━━ Given information ━━
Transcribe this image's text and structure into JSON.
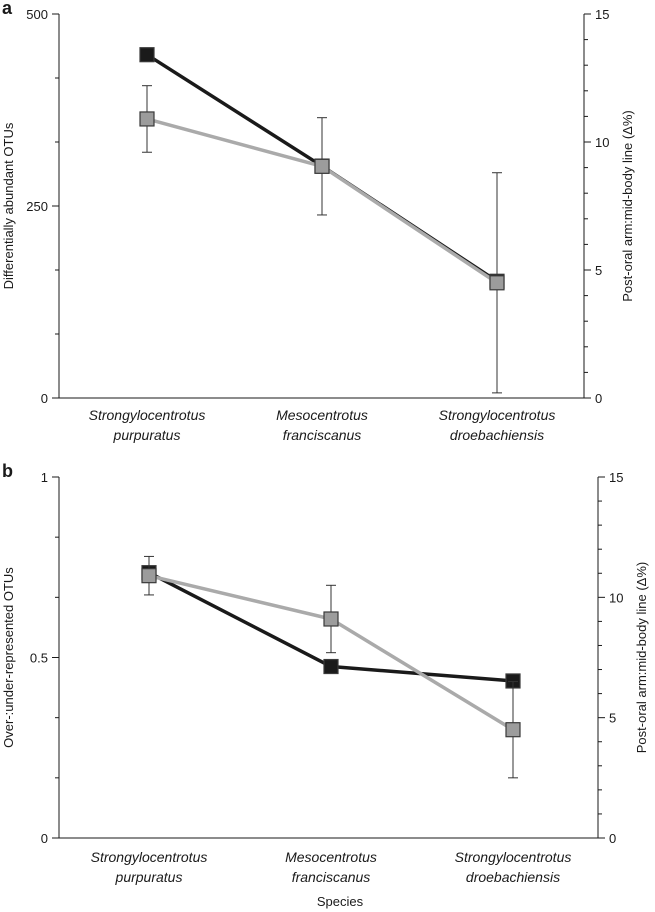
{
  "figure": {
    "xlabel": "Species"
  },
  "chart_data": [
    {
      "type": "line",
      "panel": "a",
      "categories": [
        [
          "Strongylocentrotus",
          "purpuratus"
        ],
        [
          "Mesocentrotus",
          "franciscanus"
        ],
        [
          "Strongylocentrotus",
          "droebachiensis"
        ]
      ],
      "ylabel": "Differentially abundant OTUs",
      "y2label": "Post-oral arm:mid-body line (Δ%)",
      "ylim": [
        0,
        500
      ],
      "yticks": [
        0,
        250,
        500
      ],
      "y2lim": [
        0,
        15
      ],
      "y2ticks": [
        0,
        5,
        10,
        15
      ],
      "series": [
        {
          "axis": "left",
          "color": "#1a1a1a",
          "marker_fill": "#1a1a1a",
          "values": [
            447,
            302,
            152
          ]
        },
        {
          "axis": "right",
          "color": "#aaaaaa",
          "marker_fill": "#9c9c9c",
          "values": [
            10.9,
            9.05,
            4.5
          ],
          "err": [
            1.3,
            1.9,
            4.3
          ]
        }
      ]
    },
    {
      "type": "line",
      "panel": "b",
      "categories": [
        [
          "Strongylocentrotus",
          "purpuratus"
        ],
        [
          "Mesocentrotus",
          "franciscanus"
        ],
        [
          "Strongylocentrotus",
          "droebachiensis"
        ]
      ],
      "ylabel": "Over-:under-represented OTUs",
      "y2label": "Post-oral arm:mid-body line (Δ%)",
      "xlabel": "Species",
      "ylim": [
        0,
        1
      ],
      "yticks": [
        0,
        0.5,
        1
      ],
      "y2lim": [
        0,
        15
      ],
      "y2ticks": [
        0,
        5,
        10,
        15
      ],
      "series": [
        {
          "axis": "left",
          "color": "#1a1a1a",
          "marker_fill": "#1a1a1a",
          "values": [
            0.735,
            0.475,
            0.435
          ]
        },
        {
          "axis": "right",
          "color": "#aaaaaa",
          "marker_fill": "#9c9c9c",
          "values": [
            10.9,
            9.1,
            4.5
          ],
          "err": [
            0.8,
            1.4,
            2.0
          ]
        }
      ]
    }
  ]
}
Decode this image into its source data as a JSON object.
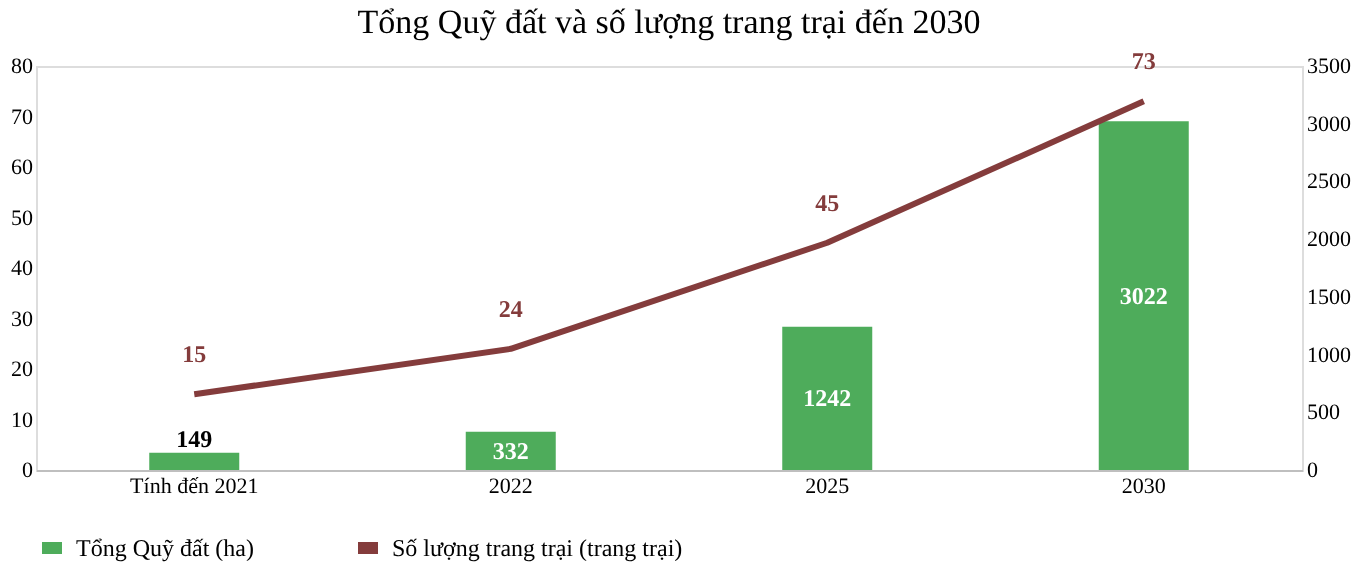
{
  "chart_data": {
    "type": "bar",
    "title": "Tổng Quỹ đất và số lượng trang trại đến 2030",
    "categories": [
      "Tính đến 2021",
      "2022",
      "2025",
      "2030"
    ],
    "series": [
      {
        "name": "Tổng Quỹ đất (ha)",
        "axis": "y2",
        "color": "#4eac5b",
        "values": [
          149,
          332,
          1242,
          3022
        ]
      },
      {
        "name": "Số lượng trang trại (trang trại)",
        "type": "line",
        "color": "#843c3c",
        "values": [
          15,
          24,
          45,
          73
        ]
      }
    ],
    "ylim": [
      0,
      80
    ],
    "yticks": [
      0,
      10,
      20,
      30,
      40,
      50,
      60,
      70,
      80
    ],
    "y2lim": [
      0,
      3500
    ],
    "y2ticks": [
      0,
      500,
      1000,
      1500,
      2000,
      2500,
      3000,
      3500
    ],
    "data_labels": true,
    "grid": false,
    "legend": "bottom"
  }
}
━━━
Objective =
Find all lines holding the string "ylabel" and copy them.

Task answer =
      "ylabel": "Differentially abundant OTUs",
      "ylabel": "Over-:under-represented OTUs",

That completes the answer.